→ Set problem
Your task is to transcribe all of the records exactly and leave out the pictures.

[BEGIN Raw data]

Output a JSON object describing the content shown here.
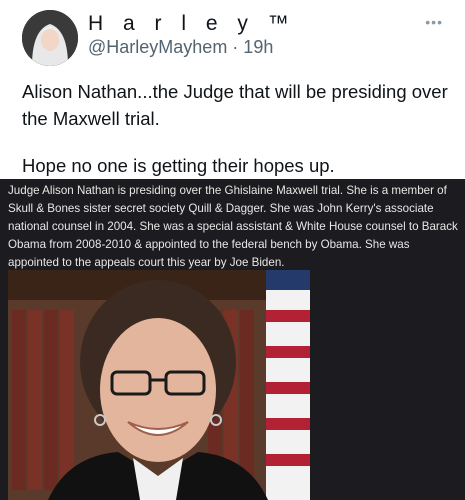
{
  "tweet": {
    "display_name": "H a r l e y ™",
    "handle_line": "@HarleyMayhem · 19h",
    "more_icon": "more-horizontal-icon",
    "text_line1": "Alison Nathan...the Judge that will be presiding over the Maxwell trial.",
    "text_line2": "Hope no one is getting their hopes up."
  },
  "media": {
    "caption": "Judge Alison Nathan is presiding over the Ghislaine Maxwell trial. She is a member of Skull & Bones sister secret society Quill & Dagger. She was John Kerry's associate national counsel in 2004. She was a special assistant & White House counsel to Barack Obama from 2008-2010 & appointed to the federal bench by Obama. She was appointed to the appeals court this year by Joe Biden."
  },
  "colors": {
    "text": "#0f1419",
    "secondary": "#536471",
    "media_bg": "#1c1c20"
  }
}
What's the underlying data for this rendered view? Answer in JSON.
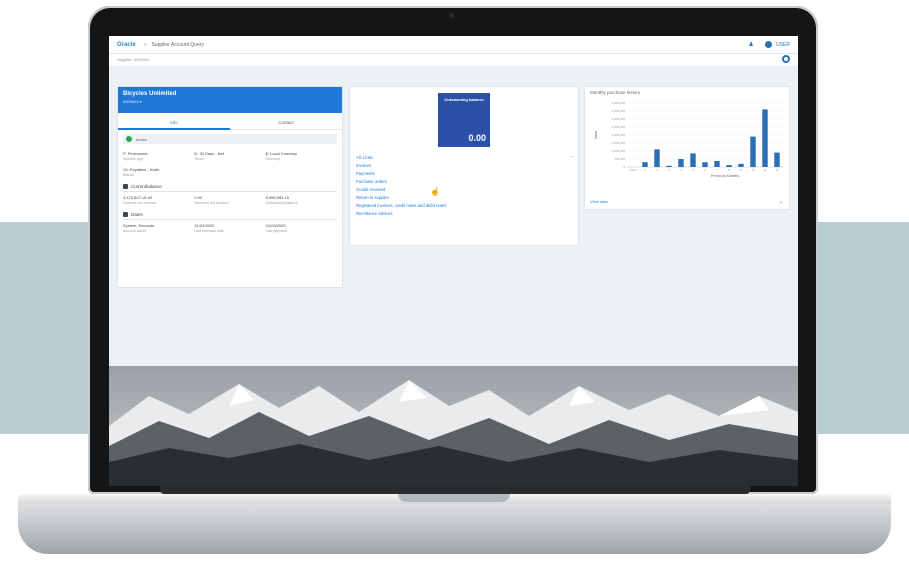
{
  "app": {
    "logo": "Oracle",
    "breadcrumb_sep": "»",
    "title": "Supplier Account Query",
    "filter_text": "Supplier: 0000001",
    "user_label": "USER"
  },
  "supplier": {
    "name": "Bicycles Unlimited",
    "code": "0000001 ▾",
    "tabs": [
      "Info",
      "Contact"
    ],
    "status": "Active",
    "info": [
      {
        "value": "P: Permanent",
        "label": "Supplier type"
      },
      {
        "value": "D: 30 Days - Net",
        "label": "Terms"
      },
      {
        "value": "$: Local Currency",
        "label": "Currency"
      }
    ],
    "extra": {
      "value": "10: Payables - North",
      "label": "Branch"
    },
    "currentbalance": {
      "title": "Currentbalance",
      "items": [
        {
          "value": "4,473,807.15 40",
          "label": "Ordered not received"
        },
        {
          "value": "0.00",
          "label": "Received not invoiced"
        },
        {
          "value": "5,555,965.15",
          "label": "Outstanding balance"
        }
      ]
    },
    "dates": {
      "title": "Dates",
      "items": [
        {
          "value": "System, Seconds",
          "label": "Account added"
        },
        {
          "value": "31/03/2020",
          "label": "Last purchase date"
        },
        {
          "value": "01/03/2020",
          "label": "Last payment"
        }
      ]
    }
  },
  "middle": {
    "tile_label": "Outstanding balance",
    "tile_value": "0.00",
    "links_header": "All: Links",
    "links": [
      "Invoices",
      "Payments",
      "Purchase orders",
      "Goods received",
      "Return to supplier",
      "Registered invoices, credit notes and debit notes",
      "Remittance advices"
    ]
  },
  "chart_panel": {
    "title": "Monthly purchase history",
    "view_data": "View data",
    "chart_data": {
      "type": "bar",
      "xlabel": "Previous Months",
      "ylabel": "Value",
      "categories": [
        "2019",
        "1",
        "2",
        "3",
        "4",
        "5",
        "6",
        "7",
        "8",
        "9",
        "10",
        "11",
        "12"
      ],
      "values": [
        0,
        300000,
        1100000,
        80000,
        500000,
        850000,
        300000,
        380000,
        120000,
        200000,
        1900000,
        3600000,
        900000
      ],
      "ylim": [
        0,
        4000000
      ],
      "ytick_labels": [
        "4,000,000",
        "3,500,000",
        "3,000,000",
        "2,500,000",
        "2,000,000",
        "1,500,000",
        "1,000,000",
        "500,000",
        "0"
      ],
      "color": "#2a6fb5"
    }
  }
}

[END Raw data]

→ The response
Output a JSON object describing the content shown here.
{
  "tweet": {
    "display_name": "H a r l e y ™",
    "handle_line": "@HarleyMayhem · 19h",
    "more_icon": "more-horizontal-icon",
    "text_line1": "Alison Nathan...the Judge that will be presiding over the Maxwell trial.",
    "text_line2": "Hope no one is getting their hopes up."
  },
  "media": {
    "caption": "Judge Alison Nathan is presiding over the Ghislaine Maxwell trial. She is a member of Skull & Bones sister secret society Quill & Dagger. She was John Kerry's associate national counsel in 2004. She was a special assistant & White House counsel to Barack Obama from 2008-2010 & appointed to the federal bench by Obama. She was appointed to the appeals court this year by Joe Biden."
  },
  "colors": {
    "text": "#0f1419",
    "secondary": "#536471",
    "media_bg": "#1c1c20"
  }
}
What's the underlying data for this rendered view? Answer in JSON.
{
  "app": {
    "logo": "Oracle",
    "breadcrumb_sep": "»",
    "title": "Supplier Account Query",
    "filter_text": "Supplier: 0000001",
    "user_label": "USER"
  },
  "supplier": {
    "name": "Bicycles Unlimited",
    "code": "0000001 ▾",
    "tabs": [
      "Info",
      "Contact"
    ],
    "status": "Active",
    "info": [
      {
        "value": "P: Permanent",
        "label": "Supplier type"
      },
      {
        "value": "D: 30 Days - Net",
        "label": "Terms"
      },
      {
        "value": "$: Local Currency",
        "label": "Currency"
      }
    ],
    "extra": {
      "value": "10: Payables - North",
      "label": "Branch"
    },
    "currentbalance": {
      "title": "Currentbalance",
      "items": [
        {
          "value": "4,473,807.15 40",
          "label": "Ordered not received"
        },
        {
          "value": "0.00",
          "label": "Received not invoiced"
        },
        {
          "value": "5,555,965.15",
          "label": "Outstanding balance"
        }
      ]
    },
    "dates": {
      "title": "Dates",
      "items": [
        {
          "value": "System, Seconds",
          "label": "Account added"
        },
        {
          "value": "31/03/2020",
          "label": "Last purchase date"
        },
        {
          "value": "01/03/2020",
          "label": "Last payment"
        }
      ]
    }
  },
  "middle": {
    "tile_label": "Outstanding balance",
    "tile_value": "0.00",
    "links_header": "All: Links",
    "links": [
      "Invoices",
      "Payments",
      "Purchase orders",
      "Goods received",
      "Return to supplier",
      "Registered invoices, credit notes and debit notes",
      "Remittance advices"
    ]
  },
  "chart_panel": {
    "title": "Monthly purchase history",
    "view_data": "View data",
    "chart_data": {
      "type": "bar",
      "xlabel": "Previous Months",
      "ylabel": "Value",
      "categories": [
        "2019",
        "1",
        "2",
        "3",
        "4",
        "5",
        "6",
        "7",
        "8",
        "9",
        "10",
        "11",
        "12"
      ],
      "values": [
        0,
        300000,
        1100000,
        80000,
        500000,
        850000,
        300000,
        380000,
        120000,
        200000,
        1900000,
        3600000,
        900000
      ],
      "ylim": [
        0,
        4000000
      ],
      "ytick_labels": [
        "4,000,000",
        "3,500,000",
        "3,000,000",
        "2,500,000",
        "2,000,000",
        "1,500,000",
        "1,000,000",
        "500,000",
        "0"
      ],
      "color": "#2a6fb5"
    }
  }
}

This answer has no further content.